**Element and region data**
▬▬▬▬▬▬

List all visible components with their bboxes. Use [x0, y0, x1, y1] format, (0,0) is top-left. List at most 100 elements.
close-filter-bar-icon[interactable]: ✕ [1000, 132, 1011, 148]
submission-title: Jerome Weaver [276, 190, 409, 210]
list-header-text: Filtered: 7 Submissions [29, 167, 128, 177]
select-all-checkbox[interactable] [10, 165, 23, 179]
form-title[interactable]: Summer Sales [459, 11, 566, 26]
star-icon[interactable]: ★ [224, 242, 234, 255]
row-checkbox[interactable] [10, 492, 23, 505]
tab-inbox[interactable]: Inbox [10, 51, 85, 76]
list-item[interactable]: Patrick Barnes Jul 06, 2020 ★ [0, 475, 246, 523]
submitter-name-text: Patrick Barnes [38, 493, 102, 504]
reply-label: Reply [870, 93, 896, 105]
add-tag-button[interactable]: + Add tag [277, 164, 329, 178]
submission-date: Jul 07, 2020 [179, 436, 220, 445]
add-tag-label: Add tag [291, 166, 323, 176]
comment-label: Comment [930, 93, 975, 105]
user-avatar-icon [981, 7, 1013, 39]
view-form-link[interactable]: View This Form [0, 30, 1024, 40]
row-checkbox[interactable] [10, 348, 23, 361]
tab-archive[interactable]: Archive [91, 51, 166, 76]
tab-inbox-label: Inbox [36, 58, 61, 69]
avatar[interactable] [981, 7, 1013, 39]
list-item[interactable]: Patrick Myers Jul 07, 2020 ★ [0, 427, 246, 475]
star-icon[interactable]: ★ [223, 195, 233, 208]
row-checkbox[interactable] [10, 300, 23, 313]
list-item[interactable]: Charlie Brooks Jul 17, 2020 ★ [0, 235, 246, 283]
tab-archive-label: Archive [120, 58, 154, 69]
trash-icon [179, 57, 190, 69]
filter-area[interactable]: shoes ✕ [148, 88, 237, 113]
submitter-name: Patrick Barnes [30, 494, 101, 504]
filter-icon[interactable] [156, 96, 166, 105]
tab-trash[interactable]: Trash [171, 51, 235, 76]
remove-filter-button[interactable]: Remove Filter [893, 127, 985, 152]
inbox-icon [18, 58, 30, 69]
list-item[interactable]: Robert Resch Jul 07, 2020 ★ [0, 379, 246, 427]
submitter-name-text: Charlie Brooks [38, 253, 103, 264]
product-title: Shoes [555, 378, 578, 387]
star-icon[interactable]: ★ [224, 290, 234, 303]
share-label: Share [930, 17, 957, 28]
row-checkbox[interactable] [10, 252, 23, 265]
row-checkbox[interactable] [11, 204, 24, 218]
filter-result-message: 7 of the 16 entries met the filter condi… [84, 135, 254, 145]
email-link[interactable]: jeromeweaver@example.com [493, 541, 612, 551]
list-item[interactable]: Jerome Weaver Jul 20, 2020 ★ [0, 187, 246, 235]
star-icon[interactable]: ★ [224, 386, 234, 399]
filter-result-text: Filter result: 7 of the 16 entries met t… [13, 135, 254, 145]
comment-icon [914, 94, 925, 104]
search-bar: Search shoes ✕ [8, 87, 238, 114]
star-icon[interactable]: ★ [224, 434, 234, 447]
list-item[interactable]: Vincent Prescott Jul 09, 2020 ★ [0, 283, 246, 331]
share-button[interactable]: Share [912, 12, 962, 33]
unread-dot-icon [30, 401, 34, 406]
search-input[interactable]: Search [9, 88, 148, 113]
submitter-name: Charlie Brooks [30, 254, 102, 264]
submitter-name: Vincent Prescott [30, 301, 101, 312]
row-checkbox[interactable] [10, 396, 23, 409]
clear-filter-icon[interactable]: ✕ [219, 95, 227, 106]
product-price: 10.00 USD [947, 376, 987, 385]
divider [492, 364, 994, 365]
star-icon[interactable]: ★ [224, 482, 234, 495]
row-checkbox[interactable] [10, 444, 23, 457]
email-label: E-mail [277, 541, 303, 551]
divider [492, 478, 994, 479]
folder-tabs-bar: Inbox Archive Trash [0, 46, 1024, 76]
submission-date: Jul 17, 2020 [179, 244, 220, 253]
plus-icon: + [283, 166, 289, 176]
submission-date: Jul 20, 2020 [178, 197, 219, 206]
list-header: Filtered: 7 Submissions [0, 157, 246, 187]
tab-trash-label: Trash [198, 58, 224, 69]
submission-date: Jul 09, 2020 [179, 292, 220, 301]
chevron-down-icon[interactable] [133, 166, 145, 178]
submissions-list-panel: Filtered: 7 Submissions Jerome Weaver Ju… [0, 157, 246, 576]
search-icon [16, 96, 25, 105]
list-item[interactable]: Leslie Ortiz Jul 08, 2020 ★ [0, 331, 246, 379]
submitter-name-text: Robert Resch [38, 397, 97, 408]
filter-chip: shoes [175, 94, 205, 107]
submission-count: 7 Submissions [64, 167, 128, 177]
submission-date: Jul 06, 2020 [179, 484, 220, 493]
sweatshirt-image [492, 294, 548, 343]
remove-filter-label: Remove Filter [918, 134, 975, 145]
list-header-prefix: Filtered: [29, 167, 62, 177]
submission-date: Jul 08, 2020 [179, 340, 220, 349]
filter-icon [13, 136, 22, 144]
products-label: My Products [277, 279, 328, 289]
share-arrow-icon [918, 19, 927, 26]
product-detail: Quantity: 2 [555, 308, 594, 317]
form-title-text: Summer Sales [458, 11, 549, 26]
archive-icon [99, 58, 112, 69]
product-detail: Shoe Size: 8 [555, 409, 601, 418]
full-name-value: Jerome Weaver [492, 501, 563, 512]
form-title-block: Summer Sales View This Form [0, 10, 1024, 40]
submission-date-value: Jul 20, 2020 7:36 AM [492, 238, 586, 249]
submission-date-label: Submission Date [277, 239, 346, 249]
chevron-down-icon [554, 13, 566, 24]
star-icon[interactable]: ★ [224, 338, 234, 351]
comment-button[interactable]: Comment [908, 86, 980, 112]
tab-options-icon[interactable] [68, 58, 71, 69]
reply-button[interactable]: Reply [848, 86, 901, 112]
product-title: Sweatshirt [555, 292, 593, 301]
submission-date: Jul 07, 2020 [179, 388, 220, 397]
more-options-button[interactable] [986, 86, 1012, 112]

▬▬▬▬▬▬

**AIM OF THE TASK**
Rewrite the listing with every occurrence of "Patrick Barnes" renamed to "Patrick Burns", keeping all other lines and text unchanged.

**FULL RESPONSE**
List all visible components with their bboxes. Use [x0, y0, x1, y1] format, (0,0) is top-left. List at most 100 elements.
close-filter-bar-icon[interactable]: ✕ [1000, 132, 1011, 148]
submission-title: Jerome Weaver [276, 190, 409, 210]
list-header-text: Filtered: 7 Submissions [29, 167, 128, 177]
select-all-checkbox[interactable] [10, 165, 23, 179]
form-title[interactable]: Summer Sales [459, 11, 566, 26]
star-icon[interactable]: ★ [224, 242, 234, 255]
row-checkbox[interactable] [10, 492, 23, 505]
tab-inbox[interactable]: Inbox [10, 51, 85, 76]
list-item[interactable]: Patrick Burns Jul 06, 2020 ★ [0, 475, 246, 523]
submitter-name-text: Patrick Burns [38, 493, 102, 504]
reply-label: Reply [870, 93, 896, 105]
add-tag-button[interactable]: + Add tag [277, 164, 329, 178]
submission-date: Jul 07, 2020 [179, 436, 220, 445]
add-tag-label: Add tag [291, 166, 323, 176]
comment-label: Comment [930, 93, 975, 105]
user-avatar-icon [981, 7, 1013, 39]
view-form-link[interactable]: View This Form [0, 30, 1024, 40]
row-checkbox[interactable] [10, 348, 23, 361]
tab-archive[interactable]: Archive [91, 51, 166, 76]
tab-inbox-label: Inbox [36, 58, 61, 69]
avatar[interactable] [981, 7, 1013, 39]
list-item[interactable]: Patrick Myers Jul 07, 2020 ★ [0, 427, 246, 475]
star-icon[interactable]: ★ [223, 195, 233, 208]
row-checkbox[interactable] [10, 300, 23, 313]
list-item[interactable]: Charlie Brooks Jul 17, 2020 ★ [0, 235, 246, 283]
tab-archive-label: Archive [120, 58, 154, 69]
trash-icon [179, 57, 190, 69]
filter-area[interactable]: shoes ✕ [148, 88, 237, 113]
submitter-name: Patrick Burns [30, 494, 101, 504]
filter-icon[interactable] [156, 96, 166, 105]
tab-trash[interactable]: Trash [171, 51, 235, 76]
remove-filter-button[interactable]: Remove Filter [893, 127, 985, 152]
inbox-icon [18, 58, 30, 69]
list-item[interactable]: Robert Resch Jul 07, 2020 ★ [0, 379, 246, 427]
submitter-name-text: Charlie Brooks [38, 253, 103, 264]
product-title: Shoes [555, 378, 578, 387]
star-icon[interactable]: ★ [224, 290, 234, 303]
share-label: Share [930, 17, 957, 28]
row-checkbox[interactable] [10, 252, 23, 265]
row-checkbox[interactable] [11, 204, 24, 218]
filter-result-message: 7 of the 16 entries met the filter condi… [84, 135, 254, 145]
email-link[interactable]: jeromeweaver@example.com [493, 541, 612, 551]
list-item[interactable]: Jerome Weaver Jul 20, 2020 ★ [0, 187, 246, 235]
star-icon[interactable]: ★ [224, 386, 234, 399]
filter-result-text: Filter result: 7 of the 16 entries met t… [13, 135, 254, 145]
comment-icon [914, 94, 925, 104]
search-bar: Search shoes ✕ [8, 87, 238, 114]
star-icon[interactable]: ★ [224, 434, 234, 447]
list-item[interactable]: Vincent Prescott Jul 09, 2020 ★ [0, 283, 246, 331]
share-button[interactable]: Share [912, 12, 962, 33]
unread-dot-icon [30, 401, 34, 406]
search-input[interactable]: Search [9, 88, 148, 113]
submitter-name: Charlie Brooks [30, 254, 102, 264]
submitter-name: Vincent Prescott [30, 301, 101, 312]
row-checkbox[interactable] [10, 396, 23, 409]
clear-filter-icon[interactable]: ✕ [219, 95, 227, 106]
product-price: 10.00 USD [947, 376, 987, 385]
divider [492, 364, 994, 365]
star-icon[interactable]: ★ [224, 482, 234, 495]
row-checkbox[interactable] [10, 444, 23, 457]
email-label: E-mail [277, 541, 303, 551]
divider [492, 478, 994, 479]
folder-tabs-bar: Inbox Archive Trash [0, 46, 1024, 76]
submission-date: Jul 17, 2020 [179, 244, 220, 253]
plus-icon: + [283, 166, 289, 176]
submission-date: Jul 20, 2020 [178, 197, 219, 206]
list-header: Filtered: 7 Submissions [0, 157, 246, 187]
tab-trash-label: Trash [198, 58, 224, 69]
submission-date: Jul 09, 2020 [179, 292, 220, 301]
chevron-down-icon[interactable] [133, 166, 145, 178]
submissions-list-panel: Filtered: 7 Submissions Jerome Weaver Ju… [0, 157, 246, 576]
search-icon [16, 96, 25, 105]
list-item[interactable]: Leslie Ortiz Jul 08, 2020 ★ [0, 331, 246, 379]
submitter-name-text: Robert Resch [38, 397, 97, 408]
filter-chip: shoes [175, 94, 205, 107]
submission-count: 7 Submissions [64, 167, 128, 177]
submission-date: Jul 06, 2020 [179, 484, 220, 493]
sweatshirt-image [492, 294, 548, 343]
remove-filter-label: Remove Filter [918, 134, 975, 145]
list-header-prefix: Filtered: [29, 167, 62, 177]
submission-date: Jul 08, 2020 [179, 340, 220, 349]
filter-icon [13, 136, 22, 144]
products-label: My Products [277, 279, 328, 289]
share-arrow-icon [918, 19, 927, 26]
product-detail: Quantity: 2 [555, 308, 594, 317]
form-title-text: Summer Sales [458, 11, 549, 26]
archive-icon [99, 58, 112, 69]
product-detail: Shoe Size: 8 [555, 409, 601, 418]
full-name-value: Jerome Weaver [492, 501, 563, 512]
form-title-block: Summer Sales View This Form [0, 10, 1024, 40]
submission-date-value: Jul 20, 2020 7:36 AM [492, 238, 586, 249]
submission-date-label: Submission Date [277, 239, 346, 249]
chevron-down-icon [554, 13, 566, 24]
star-icon[interactable]: ★ [224, 338, 234, 351]
comment-button[interactable]: Comment [908, 86, 980, 112]
tab-options-icon[interactable] [68, 58, 71, 69]
reply-button[interactable]: Reply [848, 86, 901, 112]
product-title: Sweatshirt [555, 292, 593, 301]
submission-date: Jul 07, 2020 [179, 388, 220, 397]
more-options-button[interactable] [986, 86, 1012, 112]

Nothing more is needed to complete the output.